▶ TASK
Copy the data below exactly, omitting any picture it contains.
** start of EXCERPTED RECORDS **
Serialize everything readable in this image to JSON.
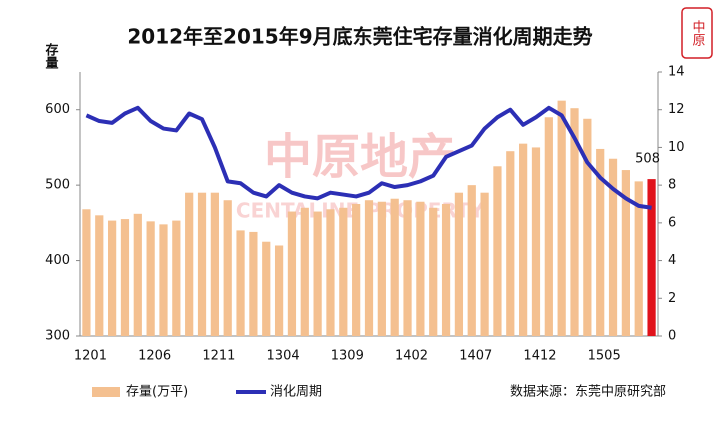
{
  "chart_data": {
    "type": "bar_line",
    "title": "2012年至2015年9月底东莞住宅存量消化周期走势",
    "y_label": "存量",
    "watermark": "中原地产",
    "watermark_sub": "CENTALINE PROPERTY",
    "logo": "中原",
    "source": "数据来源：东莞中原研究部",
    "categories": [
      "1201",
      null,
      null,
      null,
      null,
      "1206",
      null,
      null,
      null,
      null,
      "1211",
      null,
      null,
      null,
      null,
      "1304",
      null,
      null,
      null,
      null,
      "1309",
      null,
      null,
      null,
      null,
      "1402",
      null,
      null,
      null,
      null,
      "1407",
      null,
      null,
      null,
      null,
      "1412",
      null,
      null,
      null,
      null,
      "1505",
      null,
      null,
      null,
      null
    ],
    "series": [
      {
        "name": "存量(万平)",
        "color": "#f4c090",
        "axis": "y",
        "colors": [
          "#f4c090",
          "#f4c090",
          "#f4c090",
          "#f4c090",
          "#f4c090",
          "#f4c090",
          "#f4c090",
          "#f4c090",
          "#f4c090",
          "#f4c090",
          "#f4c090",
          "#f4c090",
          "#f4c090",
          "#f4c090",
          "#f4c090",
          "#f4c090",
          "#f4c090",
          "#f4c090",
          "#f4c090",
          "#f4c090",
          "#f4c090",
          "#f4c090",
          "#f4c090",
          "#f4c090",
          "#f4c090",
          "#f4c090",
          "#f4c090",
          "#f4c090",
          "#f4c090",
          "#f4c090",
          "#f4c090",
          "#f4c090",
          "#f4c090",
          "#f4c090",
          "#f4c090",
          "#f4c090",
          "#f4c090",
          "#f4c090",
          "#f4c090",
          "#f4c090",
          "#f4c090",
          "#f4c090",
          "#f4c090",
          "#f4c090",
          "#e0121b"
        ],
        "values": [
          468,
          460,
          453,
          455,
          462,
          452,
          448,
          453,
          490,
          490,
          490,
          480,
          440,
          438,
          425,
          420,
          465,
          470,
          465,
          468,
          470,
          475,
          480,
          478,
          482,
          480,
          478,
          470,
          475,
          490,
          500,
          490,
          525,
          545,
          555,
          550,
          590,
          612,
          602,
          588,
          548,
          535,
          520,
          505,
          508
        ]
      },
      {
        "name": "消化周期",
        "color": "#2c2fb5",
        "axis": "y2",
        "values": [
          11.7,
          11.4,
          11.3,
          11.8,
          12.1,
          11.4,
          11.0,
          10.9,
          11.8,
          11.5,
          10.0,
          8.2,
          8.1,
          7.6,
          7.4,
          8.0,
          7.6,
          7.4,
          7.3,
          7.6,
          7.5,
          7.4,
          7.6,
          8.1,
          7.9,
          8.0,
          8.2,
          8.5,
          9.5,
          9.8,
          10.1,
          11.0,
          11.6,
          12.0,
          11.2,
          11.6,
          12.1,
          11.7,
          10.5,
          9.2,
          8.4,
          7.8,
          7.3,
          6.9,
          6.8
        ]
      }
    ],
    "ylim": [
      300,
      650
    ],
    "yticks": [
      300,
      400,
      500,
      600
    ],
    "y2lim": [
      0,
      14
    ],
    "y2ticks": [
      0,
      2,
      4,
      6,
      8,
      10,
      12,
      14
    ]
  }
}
** end of EXCERPTED RECORDS **
▶ SOLUTION FOR THIS TASK
Serialize everything readable in this image to JSON.
{
  "chart_data": {
    "type": "bar_line",
    "title": "2012年至2015年9月底东莞住宅存量消化周期走势",
    "y_label": "存量",
    "watermark": "中原地产",
    "watermark_sub": "CENTALINE PROPERTY",
    "logo": "中原",
    "source": "数据来源：东莞中原研究部",
    "categories": [
      "1201",
      null,
      null,
      null,
      null,
      "1206",
      null,
      null,
      null,
      null,
      "1211",
      null,
      null,
      null,
      null,
      "1304",
      null,
      null,
      null,
      null,
      "1309",
      null,
      null,
      null,
      null,
      "1402",
      null,
      null,
      null,
      null,
      "1407",
      null,
      null,
      null,
      null,
      "1412",
      null,
      null,
      null,
      null,
      "1505",
      null,
      null,
      null,
      null
    ],
    "series": [
      {
        "name": "存量(万平)",
        "color": "#f4c090",
        "axis": "y",
        "colors": [
          "#f4c090",
          "#f4c090",
          "#f4c090",
          "#f4c090",
          "#f4c090",
          "#f4c090",
          "#f4c090",
          "#f4c090",
          "#f4c090",
          "#f4c090",
          "#f4c090",
          "#f4c090",
          "#f4c090",
          "#f4c090",
          "#f4c090",
          "#f4c090",
          "#f4c090",
          "#f4c090",
          "#f4c090",
          "#f4c090",
          "#f4c090",
          "#f4c090",
          "#f4c090",
          "#f4c090",
          "#f4c090",
          "#f4c090",
          "#f4c090",
          "#f4c090",
          "#f4c090",
          "#f4c090",
          "#f4c090",
          "#f4c090",
          "#f4c090",
          "#f4c090",
          "#f4c090",
          "#f4c090",
          "#f4c090",
          "#f4c090",
          "#f4c090",
          "#f4c090",
          "#f4c090",
          "#f4c090",
          "#f4c090",
          "#f4c090",
          "#e0121b"
        ],
        "values": [
          468,
          460,
          453,
          455,
          462,
          452,
          448,
          453,
          490,
          490,
          490,
          480,
          440,
          438,
          425,
          420,
          465,
          470,
          465,
          468,
          470,
          475,
          480,
          478,
          482,
          480,
          478,
          470,
          475,
          490,
          500,
          490,
          525,
          545,
          555,
          550,
          590,
          612,
          602,
          588,
          548,
          535,
          520,
          505,
          508
        ]
      },
      {
        "name": "消化周期",
        "color": "#2c2fb5",
        "axis": "y2",
        "values": [
          11.7,
          11.4,
          11.3,
          11.8,
          12.1,
          11.4,
          11.0,
          10.9,
          11.8,
          11.5,
          10.0,
          8.2,
          8.1,
          7.6,
          7.4,
          8.0,
          7.6,
          7.4,
          7.3,
          7.6,
          7.5,
          7.4,
          7.6,
          8.1,
          7.9,
          8.0,
          8.2,
          8.5,
          9.5,
          9.8,
          10.1,
          11.0,
          11.6,
          12.0,
          11.2,
          11.6,
          12.1,
          11.7,
          10.5,
          9.2,
          8.4,
          7.8,
          7.3,
          6.9,
          6.8
        ]
      }
    ],
    "ylim": [
      300,
      650
    ],
    "yticks": [
      300,
      400,
      500,
      600
    ],
    "y2lim": [
      0,
      14
    ],
    "y2ticks": [
      0,
      2,
      4,
      6,
      8,
      10,
      12,
      14
    ]
  }
}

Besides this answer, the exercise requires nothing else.